▶ **Instructions to follow**:
Output every line of the items below as a numbered list. Skip blank lines and leave out the pictures.

# # # #

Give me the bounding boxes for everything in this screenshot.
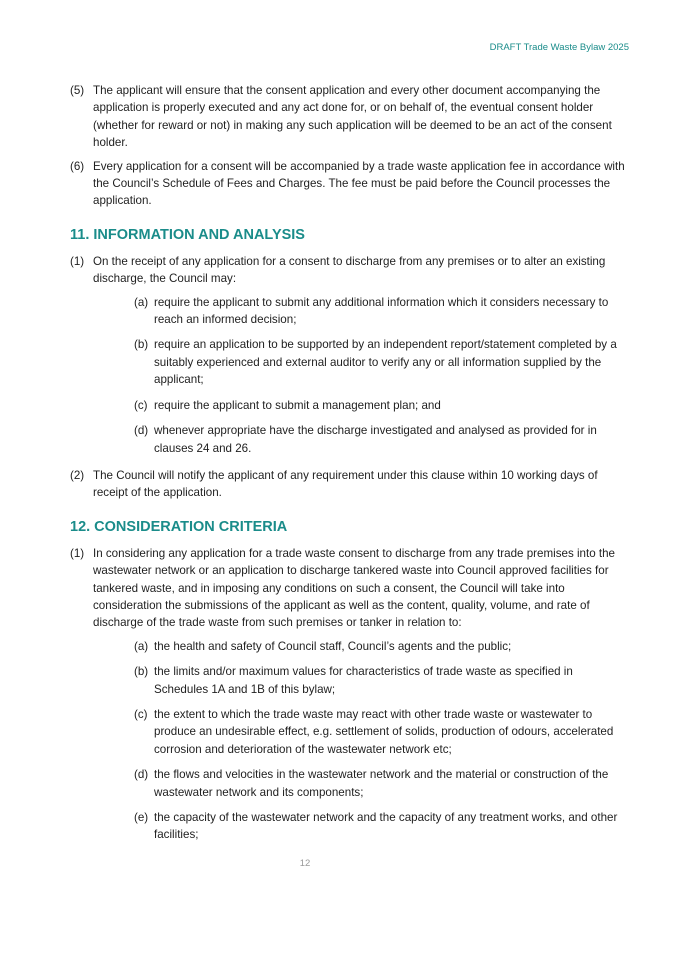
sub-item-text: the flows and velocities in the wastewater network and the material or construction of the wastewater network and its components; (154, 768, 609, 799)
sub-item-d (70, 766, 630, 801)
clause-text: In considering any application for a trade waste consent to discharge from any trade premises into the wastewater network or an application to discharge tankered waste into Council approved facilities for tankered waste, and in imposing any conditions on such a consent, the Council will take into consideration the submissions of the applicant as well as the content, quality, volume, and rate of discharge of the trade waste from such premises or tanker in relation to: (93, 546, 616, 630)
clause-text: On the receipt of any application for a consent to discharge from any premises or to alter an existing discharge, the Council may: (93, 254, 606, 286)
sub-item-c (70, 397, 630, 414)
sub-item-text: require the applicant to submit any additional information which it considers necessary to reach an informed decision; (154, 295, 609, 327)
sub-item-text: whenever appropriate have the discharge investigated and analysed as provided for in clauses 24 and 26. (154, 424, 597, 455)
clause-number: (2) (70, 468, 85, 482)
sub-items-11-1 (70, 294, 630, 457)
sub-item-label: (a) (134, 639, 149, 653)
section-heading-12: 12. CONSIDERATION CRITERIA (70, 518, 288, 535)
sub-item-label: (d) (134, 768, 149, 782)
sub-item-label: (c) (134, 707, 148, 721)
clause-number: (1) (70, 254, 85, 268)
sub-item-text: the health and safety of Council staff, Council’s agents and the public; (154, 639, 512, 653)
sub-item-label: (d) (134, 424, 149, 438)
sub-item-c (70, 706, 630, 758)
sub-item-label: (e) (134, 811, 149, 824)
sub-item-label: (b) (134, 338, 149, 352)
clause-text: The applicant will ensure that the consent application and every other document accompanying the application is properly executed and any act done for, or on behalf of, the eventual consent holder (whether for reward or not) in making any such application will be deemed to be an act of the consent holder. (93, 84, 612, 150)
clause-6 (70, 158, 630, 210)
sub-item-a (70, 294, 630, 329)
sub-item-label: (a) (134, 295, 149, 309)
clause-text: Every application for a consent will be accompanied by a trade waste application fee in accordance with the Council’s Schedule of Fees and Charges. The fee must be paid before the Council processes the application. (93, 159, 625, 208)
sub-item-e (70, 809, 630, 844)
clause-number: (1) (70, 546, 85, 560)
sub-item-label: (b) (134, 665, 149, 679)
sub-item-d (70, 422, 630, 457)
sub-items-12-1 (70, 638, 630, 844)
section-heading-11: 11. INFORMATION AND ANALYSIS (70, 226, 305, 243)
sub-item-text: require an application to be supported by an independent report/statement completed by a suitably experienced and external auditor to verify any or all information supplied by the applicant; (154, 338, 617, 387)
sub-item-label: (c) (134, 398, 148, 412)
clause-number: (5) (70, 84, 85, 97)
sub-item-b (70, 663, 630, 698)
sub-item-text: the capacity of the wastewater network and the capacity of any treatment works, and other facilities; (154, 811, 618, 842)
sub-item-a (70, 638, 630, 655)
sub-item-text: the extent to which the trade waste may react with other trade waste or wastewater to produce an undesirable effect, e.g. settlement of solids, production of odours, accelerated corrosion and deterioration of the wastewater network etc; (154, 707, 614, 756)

# # # #

▶ **The output**:
1. Give me the bounding boxes for everything in this screenshot.
2. sub-item-text: the flows and velocities in the wastewater network and the material or construction of the wastewater network and its components; (154, 768, 609, 799)
3. sub-item-d (70, 766, 630, 801)
4. clause-text: In considering any application for a trade waste consent to discharge from any trade premises into the wastewater network or an application to discharge tankered waste into Council approved facilities for tankered waste, and in imposing any conditions on such a consent, the Council will take into consideration the submissions of the applicant as well as the content, quality, volume, and rate of discharge of the trade waste from such premises or tanker in relation to: (93, 546, 616, 630)
5. clause-text: On the receipt of any application for a consent to discharge from any premises or to alter an existing discharge, the Council may: (93, 254, 606, 286)
6. sub-item-c (70, 397, 630, 414)
7. sub-item-text: require the applicant to submit any additional information which it considers necessary to reach an informed decision; (154, 295, 609, 327)
8. sub-item-text: whenever appropriate have the discharge investigated and analysed as provided for in clauses 24 and 26. (154, 424, 597, 455)
9. clause-number: (2) (70, 468, 85, 482)
10. sub-items-11-1 (70, 294, 630, 457)
11. sub-item-label: (a) (134, 639, 149, 653)
12. section-heading-12: 12. CONSIDERATION CRITERIA (70, 518, 288, 535)
13. sub-item-label: (d) (134, 768, 149, 782)
14. sub-item-label: (c) (134, 707, 148, 721)
15. clause-number: (1) (70, 254, 85, 268)
16. sub-item-text: the health and safety of Council staff, Council’s agents and the public; (154, 639, 512, 653)
17. sub-item-label: (d) (134, 424, 149, 438)
18. sub-item-c (70, 706, 630, 758)
19. sub-item-label: (e) (134, 811, 149, 824)
20. sub-item-label: (b) (134, 338, 149, 352)
21. clause-text: The applicant will ensure that the consent application and every other document accompanying the application is properly executed and any act done for, or on behalf of, the eventual consent holder (whether for reward or not) in making any such application will be deemed to be an act of the consent holder. (93, 84, 612, 150)
22. clause-6 (70, 158, 630, 210)
23. sub-item-a (70, 294, 630, 329)
24. sub-item-label: (a) (134, 295, 149, 309)
25. clause-text: Every application for a consent will be accompanied by a trade waste application fee in accordance with the Council’s Schedule of Fees and Charges. The fee must be paid before the Council processes the application. (93, 159, 625, 208)
26. sub-item-e (70, 809, 630, 844)
27. clause-number: (1) (70, 546, 85, 560)
28. sub-item-label: (b) (134, 665, 149, 679)
29. sub-item-d (70, 422, 630, 457)
30. sub-items-12-1 (70, 638, 630, 844)
31. section-heading-11: 11. INFORMATION AND ANALYSIS (70, 226, 305, 243)
32. sub-item-text: require an application to be supported by an independent report/statement completed by a suitably experienced and external auditor to verify any or all information supplied by the applicant; (154, 338, 617, 387)
33. sub-item-label: (c) (134, 398, 148, 412)
34. clause-number: (5) (70, 84, 85, 97)
35. sub-item-b (70, 663, 630, 698)
36. sub-item-text: the capacity of the wastewater network and the capacity of any treatment works, and other facilities; (154, 811, 618, 842)
37. sub-item-a (70, 638, 630, 655)
38. sub-item-text: the extent to which the trade waste may react with other trade waste or wastewater to produce an undesirable effect, e.g. settlement of solids, production of odours, accelerated corrosion and deterioration of the wastewater network etc; (154, 707, 614, 756)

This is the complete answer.